OKMULGEE, Okla. - There are a few truisms in the oil and gas industry: It is crowded with prodigious egos, there is always a boom around the corner and some industry operators aren’t above walking away from their mess at played-out well sites.
Abandoning wells is a deliberate technique to pad marginal oil and gas operators’ profits by dodging cleanup costs. In December, for instance, the New Mexico attorney general sued three Texas oilmen, accusing them of selling more than 500 unproductive wells to shell companies created for the purpose of declaring bankruptcy to avoid remediation costs.

══════════

* _WRITTEN REQUEST 1_
List the truisms about the oil and gas industry that the passage on abandoned wells names.
* _WRITTEN REQUEST 2_
Please continue the passage on abandoned oil and gas wells, picking up after its final sentence.
The material after this point comes from a separate source.

* _SUPPLIED INFORMATION_
══════════

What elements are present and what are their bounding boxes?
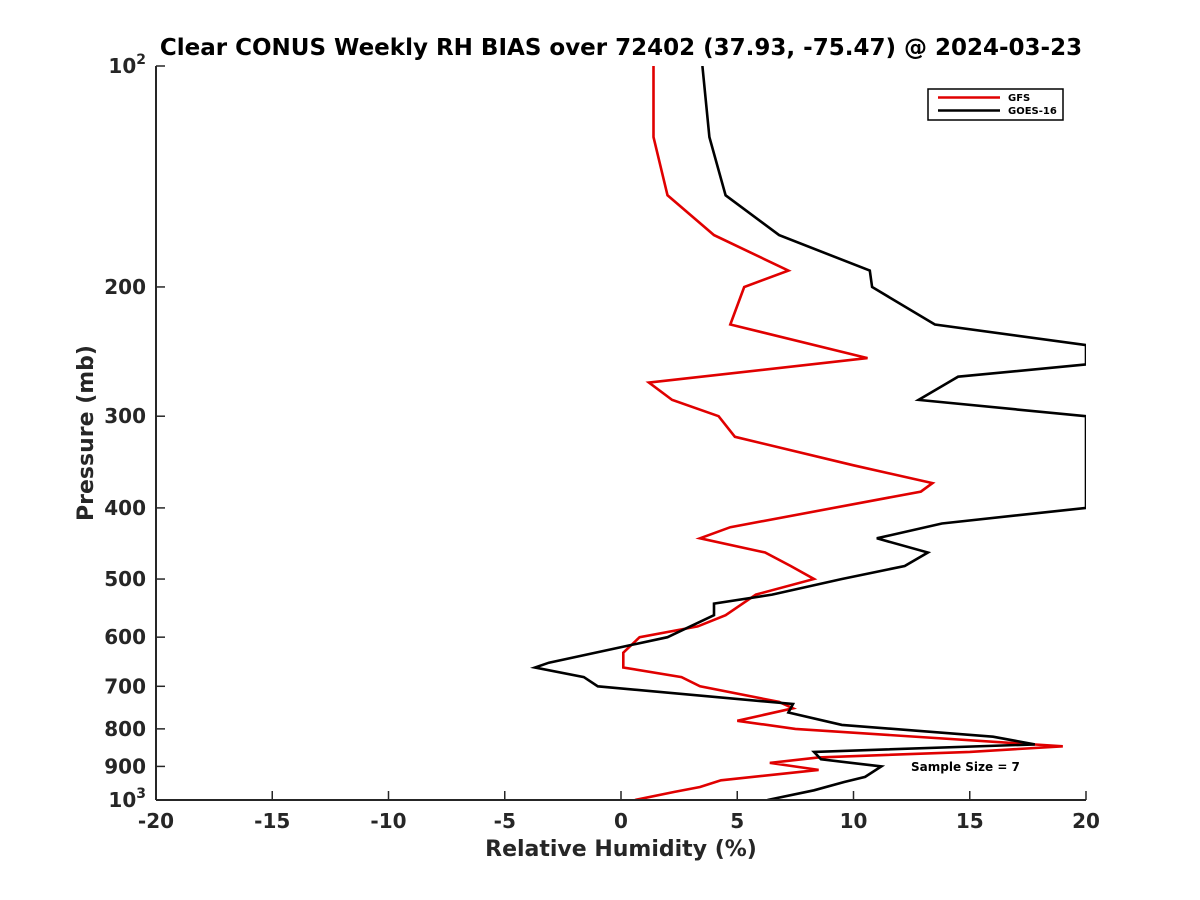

══════════

* _WRITTEN REPLY 1_
- The industry is crowded with prodigious egos.
- There is always a boom around the corner.
- Some industry operators aren't above walking away from their mess at played-out well sites.

* _WRITTEN REPLY 2_
Many of the millions of wells left derelict throughout oil-producing states are abandoned, often unplugged and polluting, some with owners of record and others, orphans with no known owner responsible for cleaning them up. In 2023 the Environmental Protection Agency estimated that there are around 3.7 million abandoned and orphaned oil and gas wells - AOOG for short - in the U.S., out of about 4 to 5 million that have been drilled since 1859. The EPA says 58 percent of abandoned wells it has logged are not plugged. A significant number of the rest were sealed so poorly, or so long ago, that their plugs are failing today.
The federal Orphaned Wells Program, using data compiled by the Interstate Oil and Gas Compact Commission, has documented 141,000 orphaned wells nationally and estimates there are an additional 250,000 to 740,000 out there, somewhere.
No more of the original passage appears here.